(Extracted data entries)
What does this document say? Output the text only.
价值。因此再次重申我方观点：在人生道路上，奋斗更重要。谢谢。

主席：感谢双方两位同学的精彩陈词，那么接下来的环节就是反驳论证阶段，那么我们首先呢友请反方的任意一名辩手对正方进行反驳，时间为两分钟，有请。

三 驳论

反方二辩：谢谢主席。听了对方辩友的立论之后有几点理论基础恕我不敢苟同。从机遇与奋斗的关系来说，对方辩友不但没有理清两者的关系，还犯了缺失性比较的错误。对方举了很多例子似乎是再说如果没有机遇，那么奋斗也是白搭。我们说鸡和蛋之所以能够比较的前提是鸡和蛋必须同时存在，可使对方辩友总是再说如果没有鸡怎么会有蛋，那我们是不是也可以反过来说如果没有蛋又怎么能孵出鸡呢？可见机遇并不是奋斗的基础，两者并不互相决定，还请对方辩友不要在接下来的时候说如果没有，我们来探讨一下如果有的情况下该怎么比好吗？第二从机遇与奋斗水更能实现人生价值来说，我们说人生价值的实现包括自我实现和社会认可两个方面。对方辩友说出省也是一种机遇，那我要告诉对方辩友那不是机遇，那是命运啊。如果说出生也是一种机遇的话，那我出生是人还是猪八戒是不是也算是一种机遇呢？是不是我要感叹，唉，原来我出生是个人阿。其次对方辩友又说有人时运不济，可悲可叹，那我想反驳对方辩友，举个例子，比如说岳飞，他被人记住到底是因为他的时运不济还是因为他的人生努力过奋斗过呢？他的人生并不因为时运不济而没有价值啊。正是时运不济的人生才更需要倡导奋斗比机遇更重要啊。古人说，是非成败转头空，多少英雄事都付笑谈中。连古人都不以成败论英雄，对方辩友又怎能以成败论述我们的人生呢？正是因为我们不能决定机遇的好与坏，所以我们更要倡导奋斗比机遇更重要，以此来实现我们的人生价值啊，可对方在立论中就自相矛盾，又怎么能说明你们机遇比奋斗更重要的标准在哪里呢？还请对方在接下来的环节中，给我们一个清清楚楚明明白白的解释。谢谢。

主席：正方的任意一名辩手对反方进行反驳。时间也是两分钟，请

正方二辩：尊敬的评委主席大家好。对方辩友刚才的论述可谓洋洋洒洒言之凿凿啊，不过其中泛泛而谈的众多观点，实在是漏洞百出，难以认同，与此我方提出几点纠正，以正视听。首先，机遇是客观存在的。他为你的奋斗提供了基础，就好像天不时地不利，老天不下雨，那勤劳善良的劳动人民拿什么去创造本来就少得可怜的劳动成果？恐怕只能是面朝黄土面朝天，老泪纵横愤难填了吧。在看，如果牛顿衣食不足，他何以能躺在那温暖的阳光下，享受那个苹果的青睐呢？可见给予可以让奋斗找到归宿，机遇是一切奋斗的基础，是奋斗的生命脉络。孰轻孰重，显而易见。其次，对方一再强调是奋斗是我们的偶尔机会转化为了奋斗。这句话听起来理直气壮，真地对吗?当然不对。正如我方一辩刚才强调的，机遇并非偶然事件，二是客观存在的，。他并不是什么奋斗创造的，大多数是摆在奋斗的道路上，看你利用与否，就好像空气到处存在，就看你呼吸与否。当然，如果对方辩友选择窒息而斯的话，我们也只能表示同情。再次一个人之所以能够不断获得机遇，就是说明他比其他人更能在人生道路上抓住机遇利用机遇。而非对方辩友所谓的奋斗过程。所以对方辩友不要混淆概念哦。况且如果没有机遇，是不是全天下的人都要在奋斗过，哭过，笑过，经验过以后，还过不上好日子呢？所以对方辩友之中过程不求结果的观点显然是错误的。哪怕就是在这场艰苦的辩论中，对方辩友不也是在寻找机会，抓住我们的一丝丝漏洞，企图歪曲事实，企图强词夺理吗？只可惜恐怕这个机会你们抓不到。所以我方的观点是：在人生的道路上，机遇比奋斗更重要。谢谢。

--- What you are asked to do ---
Write out the whole listing exactly.

--- Answer to the exercise ---
What does this document say? Output the text only.
价值。因此再次重申我方观点：在人生道路上，奋斗更重要。谢谢。

主席：感谢双方两位同学的精彩陈词，那么接下来的环节就是反驳论证阶段，那么我们首先呢友请反方的任意一名辩手对正方进行反驳，时间为两分钟，有请。

三 驳论

反方二辩：谢谢主席。听了对方辩友的立论之后有几点理论基础恕我不敢苟同。从机遇与奋斗的关系来说，对方辩友不但没有理清两者的关系，还犯了缺失性比较的错误。对方举了很多例子似乎是再说如果没有机遇，那么奋斗也是白搭。我们说鸡和蛋之所以能够比较的前提是鸡和蛋必须同时存在，可使对方辩友总是再说如果没有鸡怎么会有蛋，那我们是不是也可以反过来说如果没有蛋又怎么能孵出鸡呢？可见机遇并不是奋斗的基础，两者并不互相决定，还请对方辩友不要在接下来的时候说如果没有，我们来探讨一下如果有的情况下该怎么比好吗？第二从机遇与奋斗水更能实现人生价值来说，我们说人生价值的实现包括自我实现和社会认可两个方面。对方辩友说出省也是一种机遇，那我要告诉对方辩友那不是机遇，那是命运啊。如果说出生也是一种机遇的话，那我出生是人还是猪八戒是不是也算是一种机遇呢？是不是我要感叹，唉，原来我出生是个人阿。其次对方辩友又说有人时运不济，可悲可叹，那我想反驳对方辩友，举个例子，比如说岳飞，他被人记住到底是因为他的时运不济还是因为他的人生努力过奋斗过呢？他的人生并不因为时运不济而没有价值啊。正是时运不济的人生才更需要倡导奋斗比机遇更重要啊。古人说，是非成败转头空，多少英雄事都付笑谈中。连古人都不以成败论英雄，对方辩友又怎能以成败论述我们的人生呢？正是因为我们不能决定机遇的好与坏，所以我们更要倡导奋斗比机遇更重要，以此来实现我们的人生价值啊，可对方在立论中就自相矛盾，又怎么能说明你们机遇比奋斗更重要的标准在哪里呢？还请对方在接下来的环节中，给我们一个清清楚楚明明白白的解释。谢谢。

主席：正方的任意一名辩手对反方进行反驳。时间也是两分钟，请

正方二辩：尊敬的评委主席大家好。对方辩友刚才的论述可谓洋洋洒洒言之凿凿啊，不过其中泛泛而谈的众多观点，实在是漏洞百出，难以认同，与此我方提出几点纠正，以正视听。首先，机遇是客观存在的。他为你的奋斗提供了基础，就好像天不时地不利，老天不下雨，那勤劳善良的劳动人民拿什么去创造本来就少得可怜的劳动成果？恐怕只能是面朝黄土面朝天，老泪纵横愤难填了吧。在看，如果牛顿衣食不足，他何以能躺在那温暖的阳光下，享受那个苹果的青睐呢？可见给予可以让奋斗找到归宿，机遇是一切奋斗的基础，是奋斗的生命脉络。孰轻孰重，显而易见。其次，对方一再强调是奋斗是我们的偶尔机会转化为了奋斗。这句话听起来理直气壮，真地对吗?当然不对。正如我方一辩刚才强调的，机遇并非偶然事件，二是客观存在的，。他并不是什么奋斗创造的，大多数是摆在奋斗的道路上，看你利用与否，就好像空气到处存在，就看你呼吸与否。当然，如果对方辩友选择窒息而斯的话，我们也只能表示同情。再次一个人之所以能够不断获得机遇，就是说明他比其他人更能在人生道路上抓住机遇利用机遇。而非对方辩友所谓的奋斗过程。所以对方辩友不要混淆概念哦。况且如果没有机遇，是不是全天下的人都要在奋斗过，哭过，笑过，经验过以后，还过不上好日子呢？所以对方辩友之中过程不求结果的观点显然是错误的。哪怕就是在这场艰苦的辩论中，对方辩友不也是在寻找机会，抓住我们的一丝丝漏洞，企图歪曲事实，企图强词夺理吗？只可惜恐怕这个机会你们抓不到。所以我方的观点是：在人生的道路上，机遇比奋斗更重要。谢谢。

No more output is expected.